* _Items_
::::

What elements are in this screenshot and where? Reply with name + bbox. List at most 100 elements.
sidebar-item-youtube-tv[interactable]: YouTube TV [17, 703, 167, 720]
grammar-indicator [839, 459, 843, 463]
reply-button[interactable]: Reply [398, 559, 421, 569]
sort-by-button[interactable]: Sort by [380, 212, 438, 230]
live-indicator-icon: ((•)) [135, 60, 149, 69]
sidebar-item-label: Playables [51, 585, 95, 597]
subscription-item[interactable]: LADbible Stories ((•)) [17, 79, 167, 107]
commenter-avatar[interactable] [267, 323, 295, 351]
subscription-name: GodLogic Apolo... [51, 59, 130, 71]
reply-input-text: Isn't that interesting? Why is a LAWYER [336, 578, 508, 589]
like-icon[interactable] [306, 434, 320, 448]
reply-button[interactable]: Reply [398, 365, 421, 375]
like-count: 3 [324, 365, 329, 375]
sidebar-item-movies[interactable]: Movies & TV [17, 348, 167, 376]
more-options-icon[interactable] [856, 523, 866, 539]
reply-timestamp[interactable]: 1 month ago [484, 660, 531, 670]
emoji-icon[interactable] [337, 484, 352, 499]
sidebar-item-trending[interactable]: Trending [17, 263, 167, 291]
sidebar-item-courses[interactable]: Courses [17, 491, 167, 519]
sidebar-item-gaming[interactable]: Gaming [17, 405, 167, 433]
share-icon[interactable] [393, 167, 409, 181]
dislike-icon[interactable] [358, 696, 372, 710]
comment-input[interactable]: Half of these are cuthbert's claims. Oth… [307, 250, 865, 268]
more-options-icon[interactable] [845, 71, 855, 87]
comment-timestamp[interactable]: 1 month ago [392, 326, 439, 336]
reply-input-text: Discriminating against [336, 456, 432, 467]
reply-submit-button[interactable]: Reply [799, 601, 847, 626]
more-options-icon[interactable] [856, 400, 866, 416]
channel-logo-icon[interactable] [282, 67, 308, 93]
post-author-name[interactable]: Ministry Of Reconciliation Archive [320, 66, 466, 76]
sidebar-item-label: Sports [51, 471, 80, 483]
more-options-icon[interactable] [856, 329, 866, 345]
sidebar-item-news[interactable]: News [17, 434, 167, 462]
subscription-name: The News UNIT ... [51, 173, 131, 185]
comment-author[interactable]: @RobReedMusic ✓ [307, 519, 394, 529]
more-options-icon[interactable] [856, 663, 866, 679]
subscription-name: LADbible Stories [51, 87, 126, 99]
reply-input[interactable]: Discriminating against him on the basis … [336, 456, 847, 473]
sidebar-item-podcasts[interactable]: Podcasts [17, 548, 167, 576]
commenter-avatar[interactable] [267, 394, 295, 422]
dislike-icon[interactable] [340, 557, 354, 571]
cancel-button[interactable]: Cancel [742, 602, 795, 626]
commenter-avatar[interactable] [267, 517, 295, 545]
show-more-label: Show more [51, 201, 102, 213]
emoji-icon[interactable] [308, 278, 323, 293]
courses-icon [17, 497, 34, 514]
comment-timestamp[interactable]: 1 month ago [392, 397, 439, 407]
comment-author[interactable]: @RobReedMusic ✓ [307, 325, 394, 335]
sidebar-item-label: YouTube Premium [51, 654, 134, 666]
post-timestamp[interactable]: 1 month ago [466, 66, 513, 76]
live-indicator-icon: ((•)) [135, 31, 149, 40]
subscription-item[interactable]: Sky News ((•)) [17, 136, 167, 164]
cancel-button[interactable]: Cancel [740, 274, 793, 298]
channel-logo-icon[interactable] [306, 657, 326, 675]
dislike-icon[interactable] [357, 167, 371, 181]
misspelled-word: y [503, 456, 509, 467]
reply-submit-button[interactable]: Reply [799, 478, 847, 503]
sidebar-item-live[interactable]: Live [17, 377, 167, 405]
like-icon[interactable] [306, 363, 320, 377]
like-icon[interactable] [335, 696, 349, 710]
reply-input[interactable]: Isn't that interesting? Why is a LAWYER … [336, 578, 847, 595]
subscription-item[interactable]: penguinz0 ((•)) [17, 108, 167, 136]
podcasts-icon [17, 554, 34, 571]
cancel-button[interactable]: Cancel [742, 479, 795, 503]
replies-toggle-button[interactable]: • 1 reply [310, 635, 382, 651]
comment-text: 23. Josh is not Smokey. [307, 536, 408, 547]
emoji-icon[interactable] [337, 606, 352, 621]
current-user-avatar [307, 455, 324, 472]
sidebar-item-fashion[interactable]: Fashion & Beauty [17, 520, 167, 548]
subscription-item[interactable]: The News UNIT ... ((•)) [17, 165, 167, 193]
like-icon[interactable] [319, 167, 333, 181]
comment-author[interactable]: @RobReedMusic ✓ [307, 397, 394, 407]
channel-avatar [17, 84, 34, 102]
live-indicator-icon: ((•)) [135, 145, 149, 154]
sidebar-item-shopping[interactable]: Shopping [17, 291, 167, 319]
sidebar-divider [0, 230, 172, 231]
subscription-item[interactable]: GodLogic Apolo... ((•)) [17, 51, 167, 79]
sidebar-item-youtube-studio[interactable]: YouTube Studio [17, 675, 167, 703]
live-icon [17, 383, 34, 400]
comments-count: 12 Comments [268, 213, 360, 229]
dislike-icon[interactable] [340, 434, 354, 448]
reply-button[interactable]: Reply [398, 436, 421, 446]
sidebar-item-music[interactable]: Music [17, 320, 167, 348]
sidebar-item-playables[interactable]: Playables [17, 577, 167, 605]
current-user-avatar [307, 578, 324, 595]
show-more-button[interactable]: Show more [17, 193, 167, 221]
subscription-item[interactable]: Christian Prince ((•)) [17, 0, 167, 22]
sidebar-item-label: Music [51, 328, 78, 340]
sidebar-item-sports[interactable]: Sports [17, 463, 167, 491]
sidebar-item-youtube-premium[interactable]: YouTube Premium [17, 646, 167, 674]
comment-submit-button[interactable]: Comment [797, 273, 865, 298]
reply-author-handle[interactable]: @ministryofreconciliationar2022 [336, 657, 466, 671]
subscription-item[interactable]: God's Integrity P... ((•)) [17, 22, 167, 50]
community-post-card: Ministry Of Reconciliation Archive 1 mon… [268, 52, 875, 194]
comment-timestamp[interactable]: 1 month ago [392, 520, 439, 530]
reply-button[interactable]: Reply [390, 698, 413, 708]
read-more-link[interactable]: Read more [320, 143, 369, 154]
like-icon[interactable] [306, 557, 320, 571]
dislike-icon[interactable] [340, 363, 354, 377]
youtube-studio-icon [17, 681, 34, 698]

::::

* _Goal_
Reproduce the data word for word, from its first line through the line that contains "like-icon[interactable] [306, 434, 320, 448]", both included.

* _Written solution_
What elements are in this screenshot and where? Reply with name + bbox. List at most 100 elements.
sidebar-item-youtube-tv[interactable]: YouTube TV [17, 703, 167, 720]
grammar-indicator [839, 459, 843, 463]
reply-button[interactable]: Reply [398, 559, 421, 569]
sort-by-button[interactable]: Sort by [380, 212, 438, 230]
live-indicator-icon: ((•)) [135, 60, 149, 69]
sidebar-item-label: Playables [51, 585, 95, 597]
subscription-item[interactable]: LADbible Stories ((•)) [17, 79, 167, 107]
commenter-avatar[interactable] [267, 323, 295, 351]
subscription-name: GodLogic Apolo... [51, 59, 130, 71]
reply-input-text: Isn't that interesting? Why is a LAWYER [336, 578, 508, 589]
like-icon[interactable] [306, 434, 320, 448]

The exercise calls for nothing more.